Exercise details.
Omit all images. Transcribe the rest of the material below exactly.

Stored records
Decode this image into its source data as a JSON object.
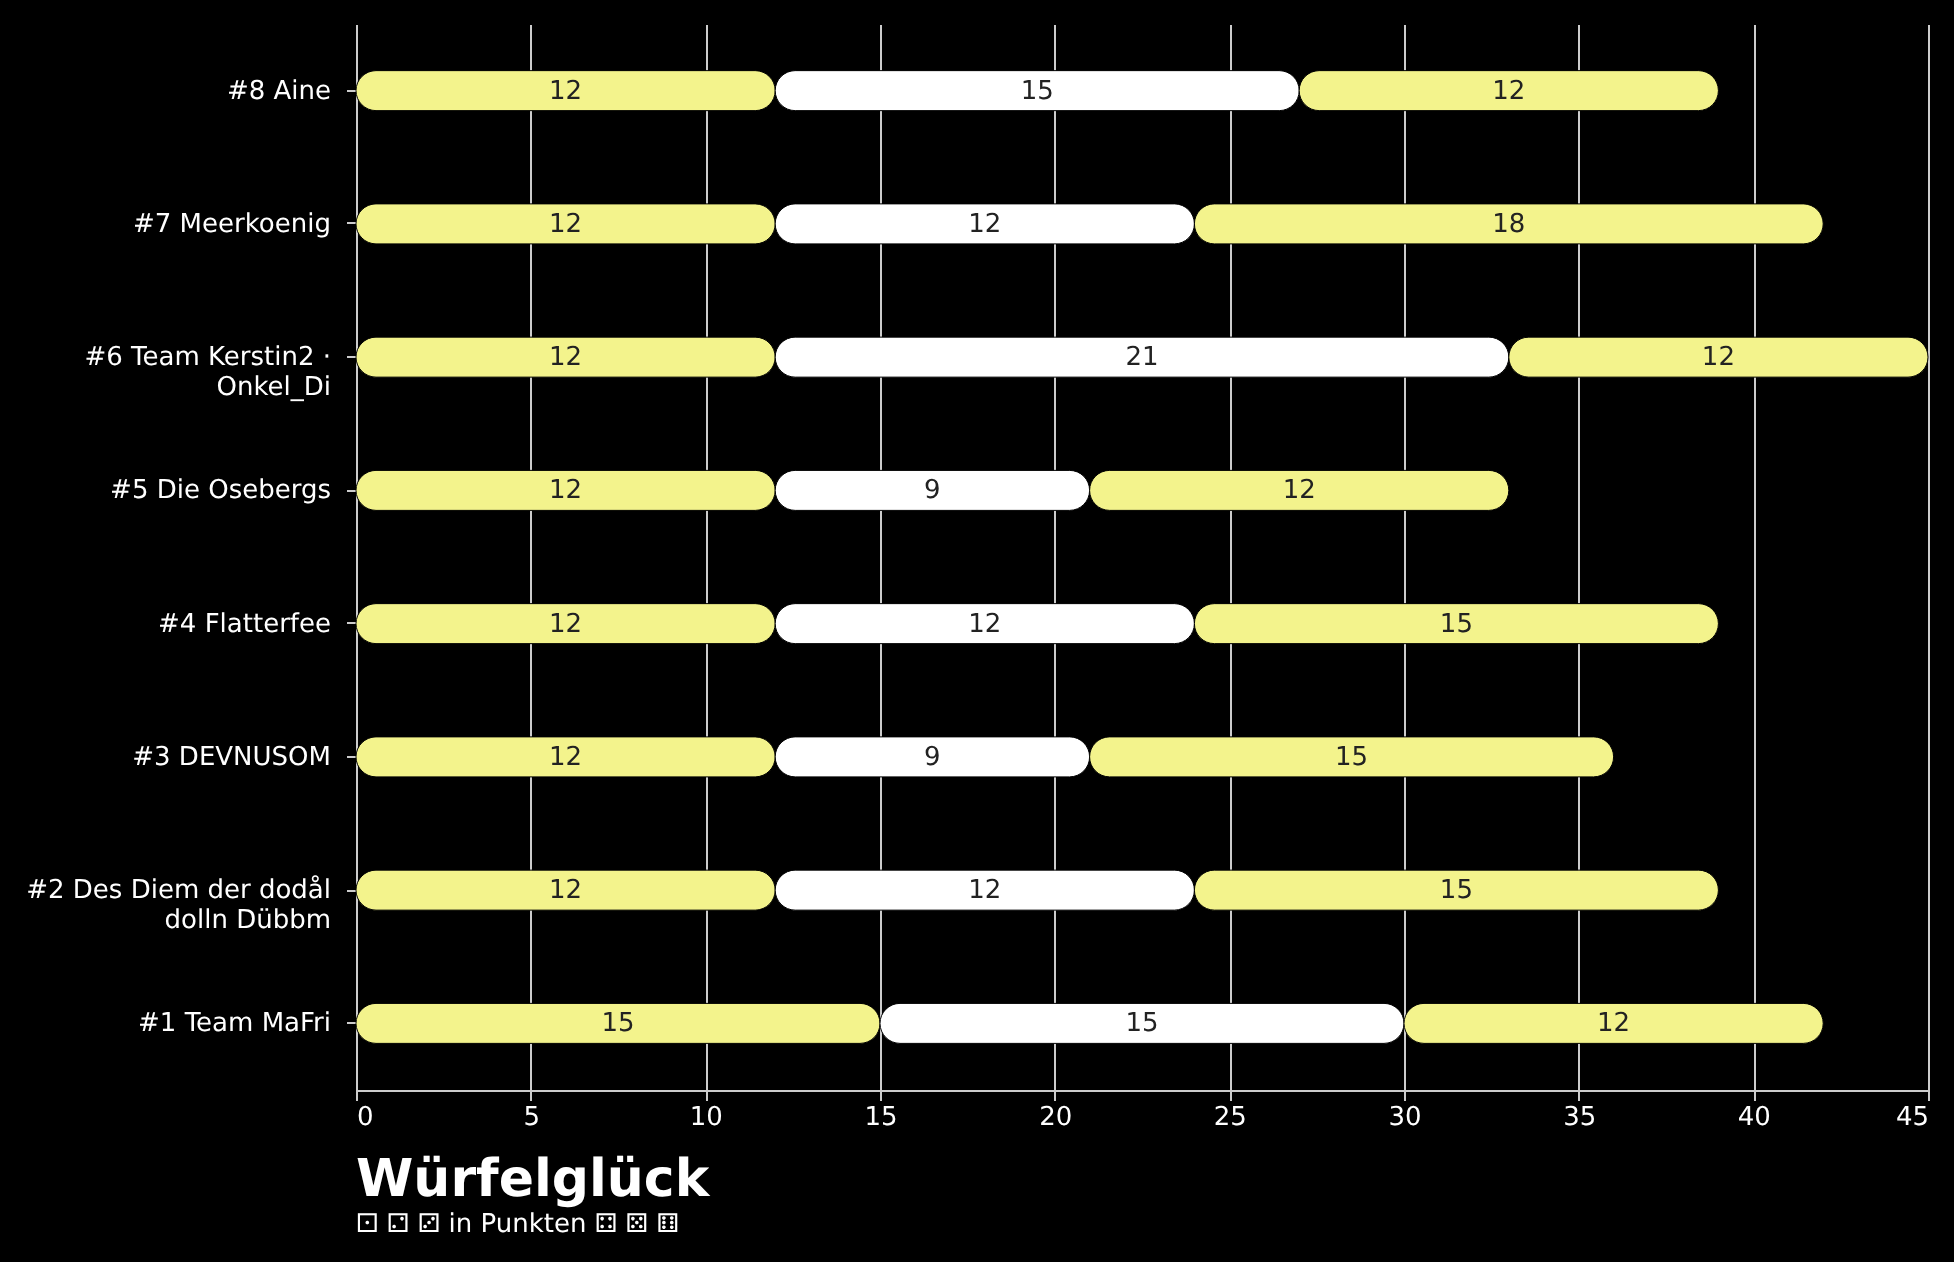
{
  "chart_data": {
    "type": "bar",
    "orientation": "horizontal",
    "stacked": true,
    "title": "Würfelglück",
    "subtitle": "⚀ ⚁ ⚂ in Punkten ⚃ ⚄ ⚅",
    "categories": [
      "#8 Aine",
      "#7 Meerkoenig",
      "#6 Team Kerstin2 ·\nOnkel_Di",
      "#5 Die Osebergs",
      "#4 Flatterfee",
      "#3 DEVNUSOM",
      "#2 Des Diem der dodål\ndolln Dübbm",
      "#1 Team MaFri"
    ],
    "series": [
      {
        "color": "#f3f38c",
        "values": [
          12,
          12,
          12,
          12,
          12,
          12,
          12,
          15
        ]
      },
      {
        "color": "#ffffff",
        "values": [
          15,
          12,
          21,
          9,
          12,
          9,
          12,
          15
        ]
      },
      {
        "color": "#f3f38c",
        "values": [
          12,
          18,
          12,
          12,
          15,
          15,
          15,
          12
        ]
      }
    ],
    "xlim": [
      0,
      45
    ],
    "xticks": [
      0,
      5,
      10,
      15,
      20,
      25,
      30,
      35,
      40,
      45
    ],
    "grid": "x",
    "data_labels": true
  }
}
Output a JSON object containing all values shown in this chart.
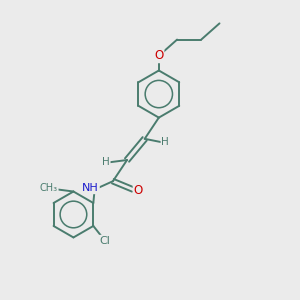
{
  "background_color": "#ebebeb",
  "bond_color": "#4a7c6e",
  "atom_colors": {
    "O": "#cc0000",
    "N": "#1a1acc",
    "Cl": "#4a7c6e",
    "C": "#4a7c6e",
    "H": "#4a7c6e"
  },
  "figsize": [
    3.0,
    3.0
  ],
  "dpi": 100
}
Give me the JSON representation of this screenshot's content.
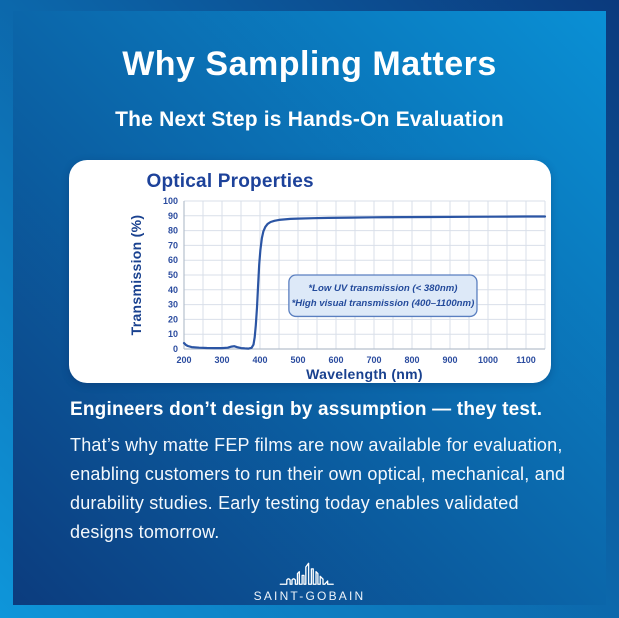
{
  "header": {
    "title": "Why Sampling Matters",
    "subtitle": "The Next Step is Hands-On Evaluation"
  },
  "chart_data": {
    "type": "line",
    "title": "Optical Properties",
    "xlabel": "Wavelength (nm)",
    "ylabel": "Transmission (%)",
    "xlim": [
      200,
      1150
    ],
    "ylim": [
      0,
      100
    ],
    "x_ticks": [
      200,
      300,
      400,
      500,
      600,
      700,
      800,
      900,
      1000,
      1100
    ],
    "y_ticks": [
      0,
      10,
      20,
      30,
      40,
      50,
      60,
      70,
      80,
      90,
      100
    ],
    "x_grid_step": 50,
    "y_grid_step": 10,
    "grid": true,
    "legend": "none",
    "colors": {
      "grid": "#d9dfe9",
      "axis": "#b6c0cd",
      "line": "#2b55a4"
    },
    "series": [
      {
        "name": "Transmission",
        "points": [
          [
            200,
            4
          ],
          [
            205,
            2.8
          ],
          [
            210,
            2
          ],
          [
            220,
            1.3
          ],
          [
            240,
            0.9
          ],
          [
            260,
            0.7
          ],
          [
            280,
            0.6
          ],
          [
            300,
            0.6
          ],
          [
            315,
            0.9
          ],
          [
            325,
            1.6
          ],
          [
            332,
            1.9
          ],
          [
            340,
            1.2
          ],
          [
            350,
            0.6
          ],
          [
            360,
            0.4
          ],
          [
            370,
            0.3
          ],
          [
            378,
            0.8
          ],
          [
            383,
            3
          ],
          [
            386,
            8
          ],
          [
            389,
            16
          ],
          [
            392,
            28
          ],
          [
            395,
            43
          ],
          [
            398,
            57
          ],
          [
            401,
            67
          ],
          [
            405,
            75
          ],
          [
            409,
            79.5
          ],
          [
            414,
            82.5
          ],
          [
            420,
            84.5
          ],
          [
            428,
            85.8
          ],
          [
            438,
            86.6
          ],
          [
            450,
            87.2
          ],
          [
            465,
            87.6
          ],
          [
            480,
            87.9
          ],
          [
            500,
            88.1
          ],
          [
            540,
            88.4
          ],
          [
            580,
            88.6
          ],
          [
            640,
            88.8
          ],
          [
            700,
            89
          ],
          [
            780,
            89.1
          ],
          [
            860,
            89.2
          ],
          [
            940,
            89.3
          ],
          [
            1020,
            89.4
          ],
          [
            1100,
            89.5
          ],
          [
            1150,
            89.5
          ]
        ]
      }
    ],
    "annotation": {
      "x_range": [
        476,
        971
      ],
      "y_range": [
        22,
        50
      ],
      "bg": "#dde9f8",
      "border": "#5a7fc0",
      "lines": [
        "*Low UV transmission (< 380nm)",
        "*High visual transmission (400–1100nm)"
      ]
    }
  },
  "body": {
    "lead": "Engineers don’t design by assumption — they test.",
    "paragraph": "That’s why matte FEP films are now available for evaluation, enabling customers to run their own optical, mechanical, and durability studies. Early testing today enables validated designs tomorrow."
  },
  "footer": {
    "brand": "SAINT-GOBAIN"
  }
}
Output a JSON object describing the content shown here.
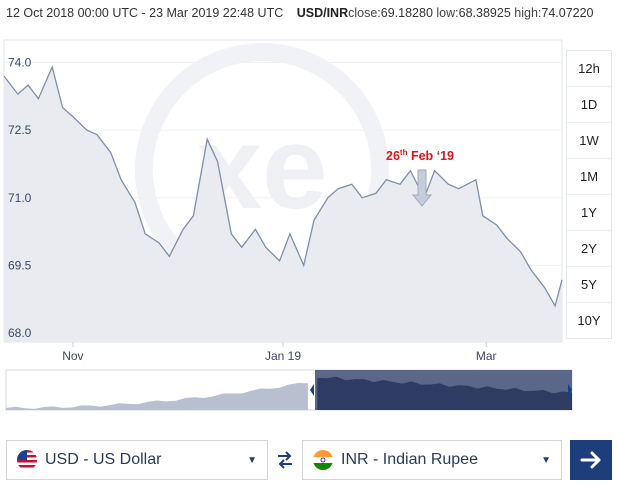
{
  "header": {
    "range": "12 Oct 2018 00:00 UTC - 23 Mar 2019 22:48 UTC",
    "pair": "USD/INR",
    "close_label": "close:",
    "close": "69.18280",
    "low_label": "low:",
    "low": "68.38925",
    "high_label": "high:",
    "high": "74.07220"
  },
  "periods": [
    "12h",
    "1D",
    "1W",
    "1M",
    "1Y",
    "2Y",
    "5Y",
    "10Y"
  ],
  "annotation": {
    "day": "26",
    "suffix": "th",
    "rest": " Feb ‘19"
  },
  "watermark": "xe",
  "colors": {
    "line": "#7f8fa8",
    "fill": "#e9ebf1",
    "accent": "#1e3d7b",
    "annotation": "#d9141e",
    "nav_dark": "#5b6789",
    "nav_light": "#b8bfcf"
  },
  "converter": {
    "from": {
      "label": "USD - US Dollar",
      "flag": "us-flag-icon"
    },
    "to": {
      "label": "INR - Indian Rupee",
      "flag": "india-flag-icon"
    }
  },
  "chart_data": {
    "type": "area",
    "x": [
      "2018-10-12",
      "2018-10-16",
      "2018-10-19",
      "2018-10-22",
      "2018-10-26",
      "2018-10-29",
      "2018-11-01",
      "2018-11-05",
      "2018-11-08",
      "2018-11-12",
      "2018-11-15",
      "2018-11-19",
      "2018-11-22",
      "2018-11-26",
      "2018-11-29",
      "2018-12-03",
      "2018-12-06",
      "2018-12-10",
      "2018-12-13",
      "2018-12-17",
      "2018-12-20",
      "2018-12-24",
      "2018-12-27",
      "2018-12-31",
      "2019-01-03",
      "2019-01-07",
      "2019-01-10",
      "2019-01-14",
      "2019-01-17",
      "2019-01-21",
      "2019-01-24",
      "2019-01-28",
      "2019-01-31",
      "2019-02-04",
      "2019-02-07",
      "2019-02-11",
      "2019-02-14",
      "2019-02-18",
      "2019-02-21",
      "2019-02-26",
      "2019-02-28",
      "2019-03-04",
      "2019-03-07",
      "2019-03-11",
      "2019-03-14",
      "2019-03-18",
      "2019-03-21",
      "2019-03-23"
    ],
    "y": [
      73.7,
      73.3,
      73.5,
      73.2,
      73.9,
      73.0,
      72.8,
      72.5,
      72.4,
      72.0,
      71.4,
      70.9,
      70.2,
      70.0,
      69.7,
      70.3,
      70.6,
      72.3,
      71.8,
      70.2,
      69.9,
      70.3,
      69.9,
      69.6,
      70.2,
      69.5,
      70.5,
      71.0,
      71.2,
      71.3,
      71.0,
      71.1,
      71.4,
      71.3,
      71.6,
      71.0,
      71.6,
      71.3,
      71.2,
      71.4,
      70.6,
      70.4,
      70.1,
      69.8,
      69.4,
      69.0,
      68.6,
      69.18
    ],
    "xlabels": [
      "Nov",
      "Jan 19",
      "Mar"
    ],
    "yticks": [
      "74.0",
      "72.5",
      "71.0",
      "69.5",
      "68.0"
    ],
    "ylim": [
      67.8,
      74.5
    ]
  }
}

Solution.
Decode this image into its source data as a JSON object.
{
  "chart_data": {
    "type": "bar",
    "orientation": "horizontal",
    "stacked": true,
    "title": "Würfelglück",
    "subtitle": "⚀ ⚁ ⚂ in Punkten ⚃ ⚄ ⚅",
    "categories": [
      "#8 Aine",
      "#7 Meerkoenig",
      "#6 Team Kerstin2 ·\nOnkel_Di",
      "#5 Die Osebergs",
      "#4 Flatterfee",
      "#3 DEVNUSOM",
      "#2 Des Diem der dodål\ndolln Dübbm",
      "#1 Team MaFri"
    ],
    "series": [
      {
        "color": "#f3f38c",
        "values": [
          12,
          12,
          12,
          12,
          12,
          12,
          12,
          15
        ]
      },
      {
        "color": "#ffffff",
        "values": [
          15,
          12,
          21,
          9,
          12,
          9,
          12,
          15
        ]
      },
      {
        "color": "#f3f38c",
        "values": [
          12,
          18,
          12,
          12,
          15,
          15,
          15,
          12
        ]
      }
    ],
    "xlim": [
      0,
      45
    ],
    "xticks": [
      0,
      5,
      10,
      15,
      20,
      25,
      30,
      35,
      40,
      45
    ],
    "grid": "x",
    "data_labels": true
  }
}
Output a JSON object containing all values shown in this chart.
{
  "background_color": "#ebebeb",
  "bond_color": "#4a7c6e",
  "atom_colors": {
    "O": "#cc0000",
    "N": "#1a1acc",
    "Cl": "#4a7c6e",
    "C": "#4a7c6e",
    "H": "#4a7c6e"
  },
  "figsize": [
    3.0,
    3.0
  ],
  "dpi": 100
}
Give me the JSON representation of this screenshot's content.
{
  "header": {
    "title": "Why Sampling Matters",
    "subtitle": "The Next Step is Hands-On Evaluation"
  },
  "chart_data": {
    "type": "line",
    "title": "Optical Properties",
    "xlabel": "Wavelength (nm)",
    "ylabel": "Transmission (%)",
    "xlim": [
      200,
      1150
    ],
    "ylim": [
      0,
      100
    ],
    "x_ticks": [
      200,
      300,
      400,
      500,
      600,
      700,
      800,
      900,
      1000,
      1100
    ],
    "y_ticks": [
      0,
      10,
      20,
      30,
      40,
      50,
      60,
      70,
      80,
      90,
      100
    ],
    "x_grid_step": 50,
    "y_grid_step": 10,
    "grid": true,
    "legend": "none",
    "colors": {
      "grid": "#d9dfe9",
      "axis": "#b6c0cd",
      "line": "#2b55a4"
    },
    "series": [
      {
        "name": "Transmission",
        "points": [
          [
            200,
            4
          ],
          [
            205,
            2.8
          ],
          [
            210,
            2
          ],
          [
            220,
            1.3
          ],
          [
            240,
            0.9
          ],
          [
            260,
            0.7
          ],
          [
            280,
            0.6
          ],
          [
            300,
            0.6
          ],
          [
            315,
            0.9
          ],
          [
            325,
            1.6
          ],
          [
            332,
            1.9
          ],
          [
            340,
            1.2
          ],
          [
            350,
            0.6
          ],
          [
            360,
            0.4
          ],
          [
            370,
            0.3
          ],
          [
            378,
            0.8
          ],
          [
            383,
            3
          ],
          [
            386,
            8
          ],
          [
            389,
            16
          ],
          [
            392,
            28
          ],
          [
            395,
            43
          ],
          [
            398,
            57
          ],
          [
            401,
            67
          ],
          [
            405,
            75
          ],
          [
            409,
            79.5
          ],
          [
            414,
            82.5
          ],
          [
            420,
            84.5
          ],
          [
            428,
            85.8
          ],
          [
            438,
            86.6
          ],
          [
            450,
            87.2
          ],
          [
            465,
            87.6
          ],
          [
            480,
            87.9
          ],
          [
            500,
            88.1
          ],
          [
            540,
            88.4
          ],
          [
            580,
            88.6
          ],
          [
            640,
            88.8
          ],
          [
            700,
            89
          ],
          [
            780,
            89.1
          ],
          [
            860,
            89.2
          ],
          [
            940,
            89.3
          ],
          [
            1020,
            89.4
          ],
          [
            1100,
            89.5
          ],
          [
            1150,
            89.5
          ]
        ]
      }
    ],
    "annotation": {
      "x_range": [
        476,
        971
      ],
      "y_range": [
        22,
        50
      ],
      "bg": "#dde9f8",
      "border": "#5a7fc0",
      "lines": [
        "*Low UV transmission (< 380nm)",
        "*High visual transmission (400–1100nm)"
      ]
    }
  },
  "body": {
    "lead": "Engineers don’t design by assumption — they test.",
    "paragraph": "That’s why matte FEP films are now available for evaluation, enabling customers to run their own optical, mechanical, and durability studies. Early testing today enables validated designs tomorrow."
  },
  "footer": {
    "brand": "SAINT-GOBAIN"
  }
}
Output a JSON object describing the content shown here.
{
  "header": {
    "range": "12 Oct 2018 00:00 UTC - 23 Mar 2019 22:48 UTC",
    "pair": "USD/INR",
    "close_label": "close:",
    "close": "69.18280",
    "low_label": "low:",
    "low": "68.38925",
    "high_label": "high:",
    "high": "74.07220"
  },
  "periods": [
    "12h",
    "1D",
    "1W",
    "1M",
    "1Y",
    "2Y",
    "5Y",
    "10Y"
  ],
  "annotation": {
    "day": "26",
    "suffix": "th",
    "rest": " Feb ‘19"
  },
  "watermark": "xe",
  "colors": {
    "line": "#7f8fa8",
    "fill": "#e9ebf1",
    "accent": "#1e3d7b",
    "annotation": "#d9141e",
    "nav_dark": "#5b6789",
    "nav_light": "#b8bfcf"
  },
  "converter": {
    "from": {
      "label": "USD - US Dollar",
      "flag": "us-flag-icon"
    },
    "to": {
      "label": "INR - Indian Rupee",
      "flag": "india-flag-icon"
    }
  },
  "chart_data": {
    "type": "area",
    "x": [
      "2018-10-12",
      "2018-10-16",
      "2018-10-19",
      "2018-10-22",
      "2018-10-26",
      "2018-10-29",
      "2018-11-01",
      "2018-11-05",
      "2018-11-08",
      "2018-11-12",
      "2018-11-15",
      "2018-11-19",
      "2018-11-22",
      "2018-11-26",
      "2018-11-29",
      "2018-12-03",
      "2018-12-06",
      "2018-12-10",
      "2018-12-13",
      "2018-12-17",
      "2018-12-20",
      "2018-12-24",
      "2018-12-27",
      "2018-12-31",
      "2019-01-03",
      "2019-01-07",
      "2019-01-10",
      "2019-01-14",
      "2019-01-17",
      "2019-01-21",
      "2019-01-24",
      "2019-01-28",
      "2019-01-31",
      "2019-02-04",
      "2019-02-07",
      "2019-02-11",
      "2019-02-14",
      "2019-02-18",
      "2019-02-21",
      "2019-02-26",
      "2019-02-28",
      "2019-03-04",
      "2019-03-07",
      "2019-03-11",
      "2019-03-14",
      "2019-03-18",
      "2019-03-21",
      "2019-03-23"
    ],
    "y": [
      73.7,
      73.3,
      73.5,
      73.2,
      73.9,
      73.0,
      72.8,
      72.5,
      72.4,
      72.0,
      71.4,
      70.9,
      70.2,
      70.0,
      69.7,
      70.3,
      70.6,
      72.3,
      71.8,
      70.2,
      69.9,
      70.3,
      69.9,
      69.6,
      70.2,
      69.5,
      70.5,
      71.0,
      71.2,
      71.3,
      71.0,
      71.1,
      71.4,
      71.3,
      71.6,
      71.0,
      71.6,
      71.3,
      71.2,
      71.4,
      70.6,
      70.4,
      70.1,
      69.8,
      69.4,
      69.0,
      68.6,
      69.18
    ],
    "xlabels": [
      "Nov",
      "Jan 19",
      "Mar"
    ],
    "yticks": [
      "74.0",
      "72.5",
      "71.0",
      "69.5",
      "68.0"
    ],
    "ylim": [
      67.8,
      74.5
    ]
  }
}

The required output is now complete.